▶ **GIVEN INSTRUCTION**
Every line from the one with "What's the underlying" through the end of the records below should be restated word for word, and nothing outside that span.

Part of a data file:
——————————

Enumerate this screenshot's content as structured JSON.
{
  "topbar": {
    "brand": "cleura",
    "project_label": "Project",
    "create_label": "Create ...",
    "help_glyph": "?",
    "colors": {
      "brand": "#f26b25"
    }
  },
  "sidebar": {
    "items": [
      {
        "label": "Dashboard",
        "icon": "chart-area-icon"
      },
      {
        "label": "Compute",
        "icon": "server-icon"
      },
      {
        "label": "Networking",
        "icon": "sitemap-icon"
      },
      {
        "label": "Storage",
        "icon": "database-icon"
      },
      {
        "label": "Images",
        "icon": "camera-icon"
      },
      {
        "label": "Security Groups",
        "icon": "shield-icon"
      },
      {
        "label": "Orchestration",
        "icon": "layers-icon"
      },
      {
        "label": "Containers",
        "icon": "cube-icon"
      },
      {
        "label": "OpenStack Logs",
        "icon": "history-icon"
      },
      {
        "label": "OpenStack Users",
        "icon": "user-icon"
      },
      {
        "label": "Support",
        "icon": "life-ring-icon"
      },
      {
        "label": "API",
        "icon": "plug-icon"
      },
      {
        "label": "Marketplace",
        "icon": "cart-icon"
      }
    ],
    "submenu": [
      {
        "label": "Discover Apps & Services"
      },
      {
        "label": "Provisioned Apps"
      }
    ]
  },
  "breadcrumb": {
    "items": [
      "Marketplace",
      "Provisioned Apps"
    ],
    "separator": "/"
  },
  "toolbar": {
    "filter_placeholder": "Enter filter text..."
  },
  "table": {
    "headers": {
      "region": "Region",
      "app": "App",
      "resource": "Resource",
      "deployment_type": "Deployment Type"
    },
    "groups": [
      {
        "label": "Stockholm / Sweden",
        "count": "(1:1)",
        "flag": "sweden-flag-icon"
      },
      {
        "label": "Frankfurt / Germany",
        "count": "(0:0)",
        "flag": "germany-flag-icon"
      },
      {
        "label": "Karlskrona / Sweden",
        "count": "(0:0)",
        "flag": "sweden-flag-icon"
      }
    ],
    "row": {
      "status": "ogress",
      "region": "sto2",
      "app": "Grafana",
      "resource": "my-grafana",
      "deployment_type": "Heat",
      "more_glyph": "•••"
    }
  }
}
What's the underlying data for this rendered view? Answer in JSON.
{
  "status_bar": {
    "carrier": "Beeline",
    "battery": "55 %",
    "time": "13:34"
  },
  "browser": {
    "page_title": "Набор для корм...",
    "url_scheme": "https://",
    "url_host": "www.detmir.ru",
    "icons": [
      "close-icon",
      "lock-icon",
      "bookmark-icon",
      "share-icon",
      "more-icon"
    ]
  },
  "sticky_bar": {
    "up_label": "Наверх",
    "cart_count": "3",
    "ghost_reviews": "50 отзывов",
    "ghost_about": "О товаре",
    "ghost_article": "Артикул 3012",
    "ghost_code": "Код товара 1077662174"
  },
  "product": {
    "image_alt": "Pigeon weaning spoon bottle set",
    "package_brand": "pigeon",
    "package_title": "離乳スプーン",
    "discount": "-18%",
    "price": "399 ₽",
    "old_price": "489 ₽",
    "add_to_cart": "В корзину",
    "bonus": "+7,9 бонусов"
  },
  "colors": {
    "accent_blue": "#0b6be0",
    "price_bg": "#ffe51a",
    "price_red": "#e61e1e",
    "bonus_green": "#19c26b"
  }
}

——————————

▶ **SOLUTION TO THE PROBLEM**
What's the underlying data for this rendered view? Answer in JSON.
{
  "status_bar": {
    "carrier": "Beeline",
    "battery": "55 %",
    "time": "13:34"
  },
  "browser": {
    "page_title": "Набор для корм...",
    "url_scheme": "https://",
    "url_host": "www.detmir.ru",
    "icons": [
      "close-icon",
      "lock-icon",
      "bookmark-icon",
      "share-icon",
      "more-icon"
    ]
  },
  "sticky_bar": {
    "up_label": "Наверх",
    "cart_count": "3",
    "ghost_reviews": "50 отзывов",
    "ghost_about": "О товаре",
    "ghost_article": "Артикул 3012",
    "ghost_code": "Код товара 1077662174"
  },
  "product": {
    "image_alt": "Pigeon weaning spoon bottle set",
    "package_brand": "pigeon",
    "package_title": "離乳スプーン",
    "discount": "-18%",
    "price": "399 ₽",
    "old_price": "489 ₽",
    "add_to_cart": "В корзину",
    "bonus": "+7,9 бонусов"
  },
  "colors": {
    "accent_blue": "#0b6be0",
    "price_bg": "#ffe51a",
    "price_red": "#e61e1e",
    "bonus_green": "#19c26b"
  }
}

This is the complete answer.